- AIM -
Write out the forum post below about the amateur wine and beer show, starting with "We are also" and going on through "Friday 19 September.". Swap each "October" for "November".

# Anawbs 2008



## RussTaylor (3/7/08)

The Amateur Winemakers and Brewers Club of Adelaide and the Blackwood Winemakers and Brewers Club are proud to announce the 29th Australian National Wine and Beer Show. ANAWBS is the longest continually running amateur brewing show with an Australia wide entry base. 

We are also home to the Mash Paddle competition - one of the most prestigious honours in all grain home brewing. The year it's the Maibock

The show will be held in Adelaide, with beer judging on Friday 3 and Sunday 5 October. Presentation day is Sunday 12 October. Entries close on 26th September. 

We have again organised for free transport from 4 collection points in Melbourne, Sydney, Perth and Brisbane. Closing date for entry via these collection points is Friday 19 September. 

Full details of collection points, classes, style guidelines etc can be found on the ANAWBS website. 

A show like this needs lots of help, so if anyone is interested in participating as a judge, steward or sponsor please contact me via email or PM.


----------



## wee stu (15/7/08)

- MATERIAL -
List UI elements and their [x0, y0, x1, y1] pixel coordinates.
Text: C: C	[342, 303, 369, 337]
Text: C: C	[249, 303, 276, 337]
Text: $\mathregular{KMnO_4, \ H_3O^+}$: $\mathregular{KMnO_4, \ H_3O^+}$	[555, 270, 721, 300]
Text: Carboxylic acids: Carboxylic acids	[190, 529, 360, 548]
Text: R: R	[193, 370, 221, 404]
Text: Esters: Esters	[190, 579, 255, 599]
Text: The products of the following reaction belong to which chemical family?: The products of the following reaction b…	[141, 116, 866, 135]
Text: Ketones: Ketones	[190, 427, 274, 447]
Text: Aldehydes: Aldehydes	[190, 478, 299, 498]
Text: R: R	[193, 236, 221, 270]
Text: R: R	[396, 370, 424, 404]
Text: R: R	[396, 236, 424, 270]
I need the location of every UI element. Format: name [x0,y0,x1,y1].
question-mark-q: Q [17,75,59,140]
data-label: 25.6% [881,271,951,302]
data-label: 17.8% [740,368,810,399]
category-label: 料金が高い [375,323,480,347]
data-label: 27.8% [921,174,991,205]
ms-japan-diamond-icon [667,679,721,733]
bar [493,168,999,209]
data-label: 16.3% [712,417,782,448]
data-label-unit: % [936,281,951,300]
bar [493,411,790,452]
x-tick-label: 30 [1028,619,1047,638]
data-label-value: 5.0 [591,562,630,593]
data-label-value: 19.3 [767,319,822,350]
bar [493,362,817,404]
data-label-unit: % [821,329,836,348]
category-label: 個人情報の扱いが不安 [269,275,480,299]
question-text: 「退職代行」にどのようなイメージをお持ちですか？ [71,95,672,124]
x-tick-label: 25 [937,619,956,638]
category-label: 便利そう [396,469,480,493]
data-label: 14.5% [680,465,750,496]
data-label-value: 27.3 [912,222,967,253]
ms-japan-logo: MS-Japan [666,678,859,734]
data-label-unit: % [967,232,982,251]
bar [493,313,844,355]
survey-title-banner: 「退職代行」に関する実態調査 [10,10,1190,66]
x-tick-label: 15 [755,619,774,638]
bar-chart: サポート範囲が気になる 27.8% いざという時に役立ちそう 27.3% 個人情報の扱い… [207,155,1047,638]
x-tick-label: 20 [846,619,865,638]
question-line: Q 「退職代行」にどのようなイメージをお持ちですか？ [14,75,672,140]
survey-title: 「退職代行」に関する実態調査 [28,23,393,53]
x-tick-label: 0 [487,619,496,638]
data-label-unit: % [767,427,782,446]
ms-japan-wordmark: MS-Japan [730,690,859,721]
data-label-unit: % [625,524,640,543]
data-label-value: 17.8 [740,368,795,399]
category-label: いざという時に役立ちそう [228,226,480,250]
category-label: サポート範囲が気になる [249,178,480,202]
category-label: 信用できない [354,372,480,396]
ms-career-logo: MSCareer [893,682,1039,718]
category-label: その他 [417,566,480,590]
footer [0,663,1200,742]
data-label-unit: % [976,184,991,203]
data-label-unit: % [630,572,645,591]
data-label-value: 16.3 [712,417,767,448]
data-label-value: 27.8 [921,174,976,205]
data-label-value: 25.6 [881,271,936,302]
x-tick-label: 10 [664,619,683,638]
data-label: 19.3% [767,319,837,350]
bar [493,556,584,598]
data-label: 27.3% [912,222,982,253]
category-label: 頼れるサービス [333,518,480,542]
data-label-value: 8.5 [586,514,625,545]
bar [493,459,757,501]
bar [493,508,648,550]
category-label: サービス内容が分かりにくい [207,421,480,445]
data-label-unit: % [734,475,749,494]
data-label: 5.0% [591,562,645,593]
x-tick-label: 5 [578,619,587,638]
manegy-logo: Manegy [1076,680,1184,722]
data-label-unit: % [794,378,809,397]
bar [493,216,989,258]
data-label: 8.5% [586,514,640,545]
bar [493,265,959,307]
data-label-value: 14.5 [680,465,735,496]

- COMPLETED EXERCISE -
We are also home to the Mash Paddle competition - one of the most prestigious honours in all grain home brewing. The year it's the Maibock

The show will be held in Adelaide, with beer judging on Friday 3 and Sunday 5 November. Presentation day is Sunday 12 November. Entries close on 26th September. 

We have again organised for free transport from 4 collection points in Melbourne, Sydney, Perth and Brisbane. Closing date for entry via these collection points is Friday 19 September.